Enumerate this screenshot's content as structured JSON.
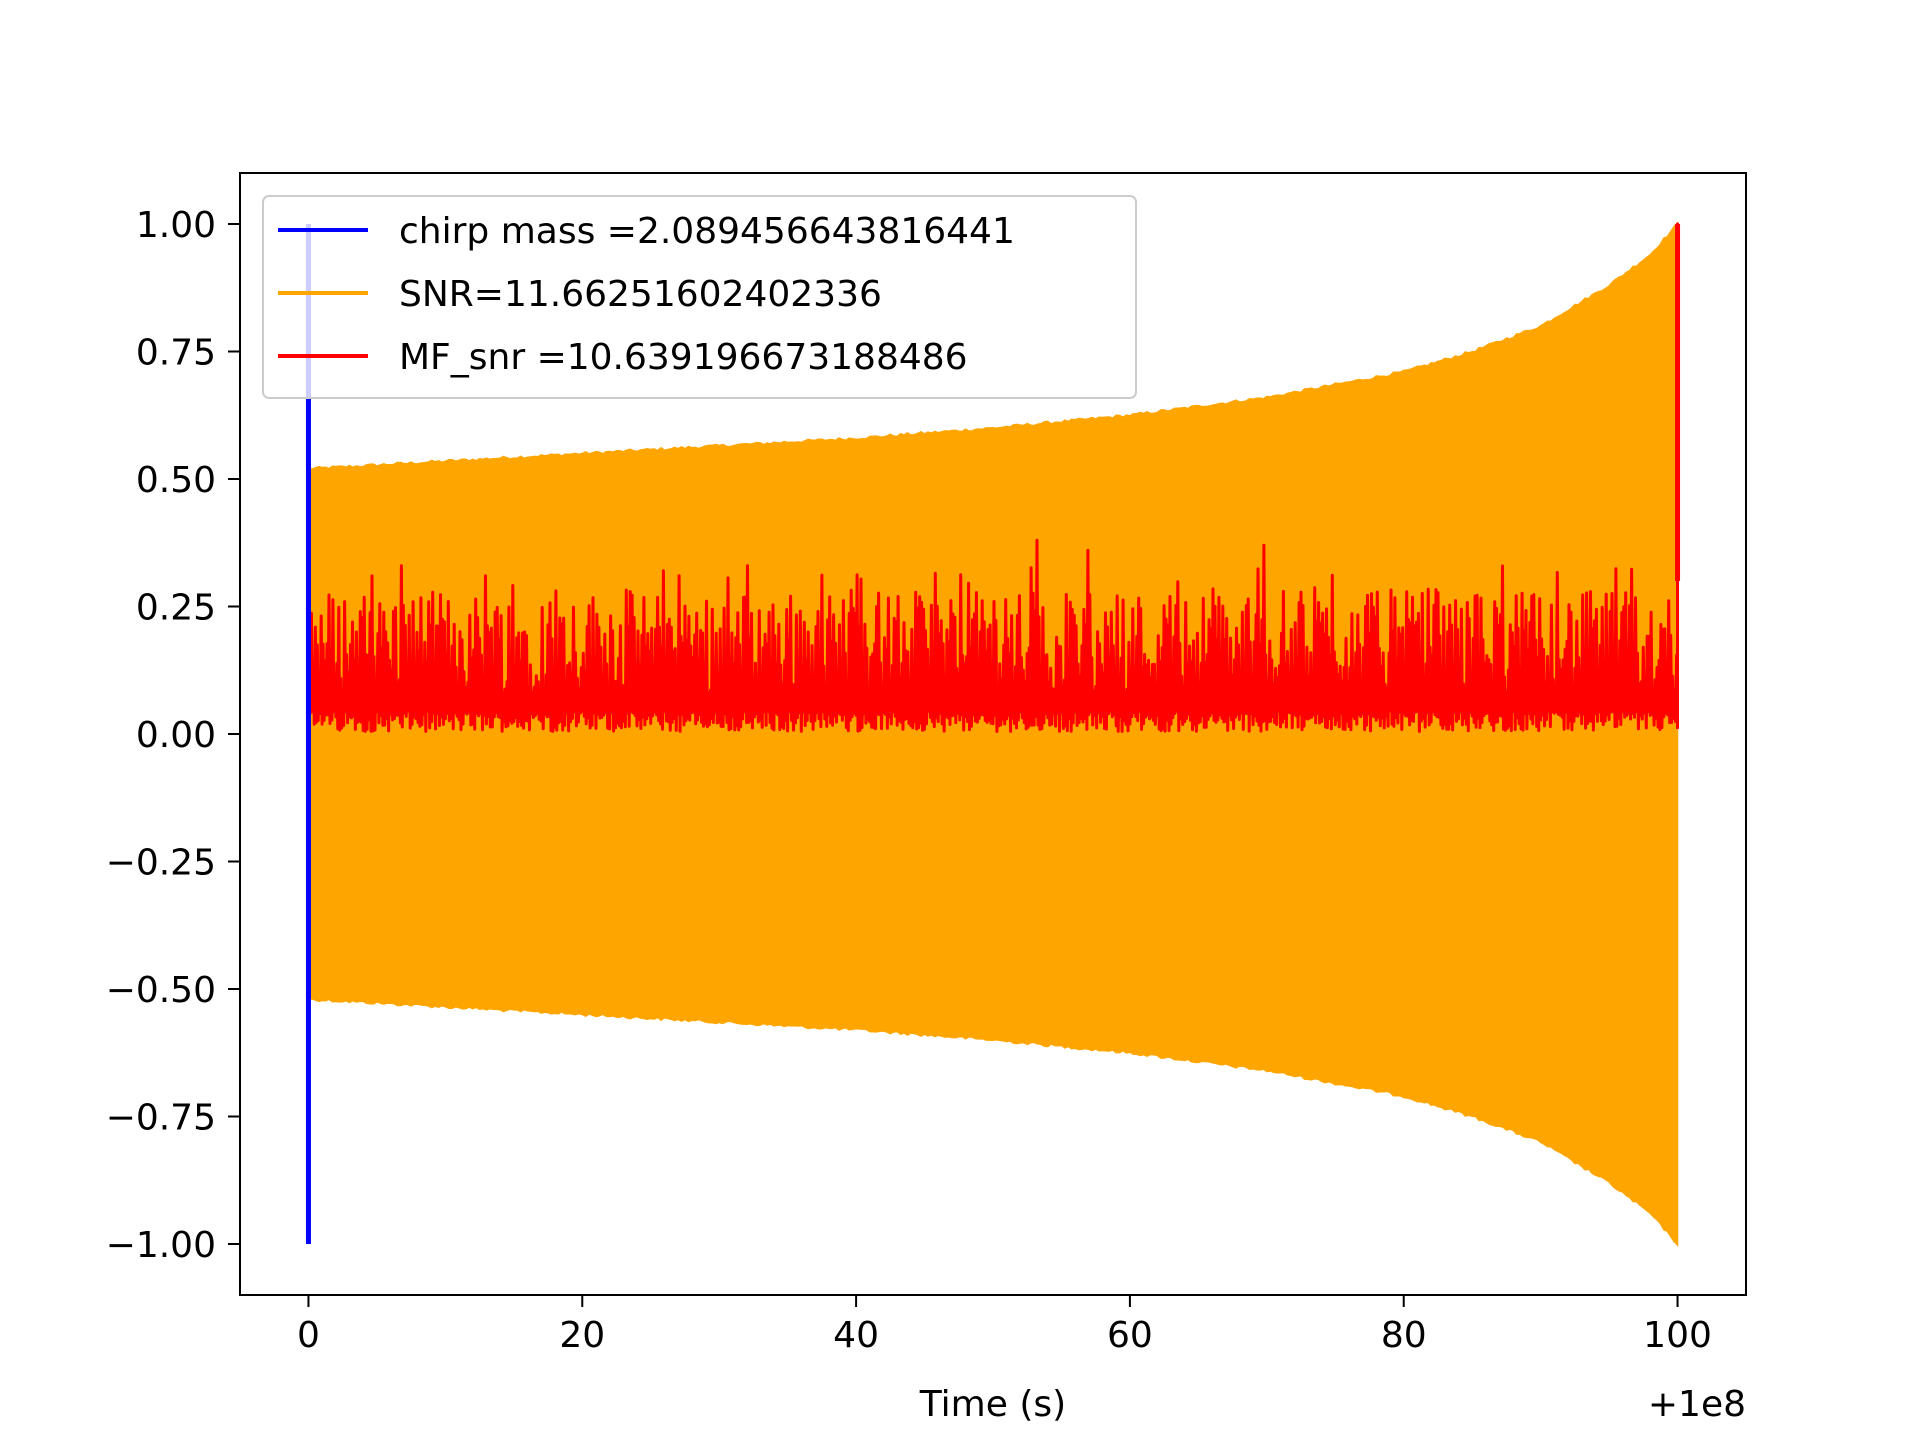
{
  "chart_data": {
    "type": "line",
    "title": "",
    "xlabel": "Time (s)",
    "ylabel": "",
    "x_offset_label": "+1e8",
    "xlim": [
      -5,
      105
    ],
    "ylim": [
      -1.1,
      1.1
    ],
    "xticks": [
      0,
      20,
      40,
      60,
      80,
      100
    ],
    "xtick_labels": [
      "0",
      "20",
      "40",
      "60",
      "80",
      "100"
    ],
    "yticks": [
      1.0,
      0.75,
      0.5,
      0.25,
      0.0,
      -0.25,
      -0.5,
      -0.75,
      -1.0
    ],
    "ytick_labels": [
      "1.00",
      "0.75",
      "0.50",
      "0.25",
      "0.00",
      "−0.25",
      "−0.50",
      "−0.75",
      "−1.00"
    ],
    "grid": false,
    "legend_position": "top-left",
    "series": [
      {
        "name": "chirp mass =2.089456643816441",
        "color": "#0000ff",
        "kind": "spike",
        "x": [
          0,
          0
        ],
        "y": [
          -1.0,
          1.0
        ]
      },
      {
        "name": "SNR=11.66251602402336",
        "color": "#ffa500",
        "kind": "envelope",
        "x": [
          0,
          10,
          20,
          30,
          40,
          50,
          60,
          70,
          80,
          85,
          90,
          95,
          98,
          100
        ],
        "upper": [
          0.52,
          0.535,
          0.55,
          0.565,
          0.58,
          0.6,
          0.625,
          0.66,
          0.71,
          0.75,
          0.8,
          0.88,
          0.94,
          1.0
        ],
        "lower": [
          -0.52,
          -0.535,
          -0.55,
          -0.565,
          -0.58,
          -0.6,
          -0.625,
          -0.66,
          -0.71,
          -0.75,
          -0.8,
          -0.88,
          -0.94,
          -1.0
        ]
      },
      {
        "name": "MF_snr =10.639196673188486",
        "color": "#ff0000",
        "kind": "noise",
        "x_range": [
          0,
          100
        ],
        "baseline": 0.0,
        "typical_max": 0.28,
        "peak_x": 100,
        "peak_y": 1.0,
        "spikes": [
          {
            "x": 4.3,
            "y": 0.37
          },
          {
            "x": 6.8,
            "y": 0.33
          },
          {
            "x": 12.9,
            "y": 0.31
          },
          {
            "x": 25.9,
            "y": 0.32
          },
          {
            "x": 32.1,
            "y": 0.33
          },
          {
            "x": 46.3,
            "y": 0.39
          },
          {
            "x": 53.2,
            "y": 0.38
          },
          {
            "x": 56.9,
            "y": 0.36
          },
          {
            "x": 65.4,
            "y": 0.33
          },
          {
            "x": 69.8,
            "y": 0.37
          },
          {
            "x": 93.6,
            "y": 0.32
          }
        ]
      }
    ]
  }
}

------------------------------

None of the pictures should appear; repeat the records exactly otherwise.

Enumerate this screenshot's content as structured JSON.
{
  "chart_data": {
    "type": "line",
    "title": "",
    "xlabel": "Time (s)",
    "ylabel": "",
    "x_offset_label": "+1e8",
    "xlim": [
      -5,
      105
    ],
    "ylim": [
      -1.1,
      1.1
    ],
    "xticks": [
      0,
      20,
      40,
      60,
      80,
      100
    ],
    "xtick_labels": [
      "0",
      "20",
      "40",
      "60",
      "80",
      "100"
    ],
    "yticks": [
      1.0,
      0.75,
      0.5,
      0.25,
      0.0,
      -0.25,
      -0.5,
      -0.75,
      -1.0
    ],
    "ytick_labels": [
      "1.00",
      "0.75",
      "0.50",
      "0.25",
      "0.00",
      "−0.25",
      "−0.50",
      "−0.75",
      "−1.00"
    ],
    "grid": false,
    "legend_position": "top-left",
    "series": [
      {
        "name": "chirp mass =2.089456643816441",
        "color": "#0000ff",
        "kind": "spike",
        "x": [
          0,
          0
        ],
        "y": [
          -1.0,
          1.0
        ]
      },
      {
        "name": "SNR=11.66251602402336",
        "color": "#ffa500",
        "kind": "envelope",
        "x": [
          0,
          10,
          20,
          30,
          40,
          50,
          60,
          70,
          80,
          85,
          90,
          95,
          98,
          100
        ],
        "upper": [
          0.52,
          0.535,
          0.55,
          0.565,
          0.58,
          0.6,
          0.625,
          0.66,
          0.71,
          0.75,
          0.8,
          0.88,
          0.94,
          1.0
        ],
        "lower": [
          -0.52,
          -0.535,
          -0.55,
          -0.565,
          -0.58,
          -0.6,
          -0.625,
          -0.66,
          -0.71,
          -0.75,
          -0.8,
          -0.88,
          -0.94,
          -1.0
        ]
      },
      {
        "name": "MF_snr =10.639196673188486",
        "color": "#ff0000",
        "kind": "noise",
        "x_range": [
          0,
          100
        ],
        "baseline": 0.0,
        "typical_max": 0.28,
        "peak_x": 100,
        "peak_y": 1.0,
        "spikes": [
          {
            "x": 4.3,
            "y": 0.37
          },
          {
            "x": 6.8,
            "y": 0.33
          },
          {
            "x": 12.9,
            "y": 0.31
          },
          {
            "x": 25.9,
            "y": 0.32
          },
          {
            "x": 32.1,
            "y": 0.33
          },
          {
            "x": 46.3,
            "y": 0.39
          },
          {
            "x": 53.2,
            "y": 0.38
          },
          {
            "x": 56.9,
            "y": 0.36
          },
          {
            "x": 65.4,
            "y": 0.33
          },
          {
            "x": 69.8,
            "y": 0.37
          },
          {
            "x": 93.6,
            "y": 0.32
          }
        ]
      }
    ]
  }
}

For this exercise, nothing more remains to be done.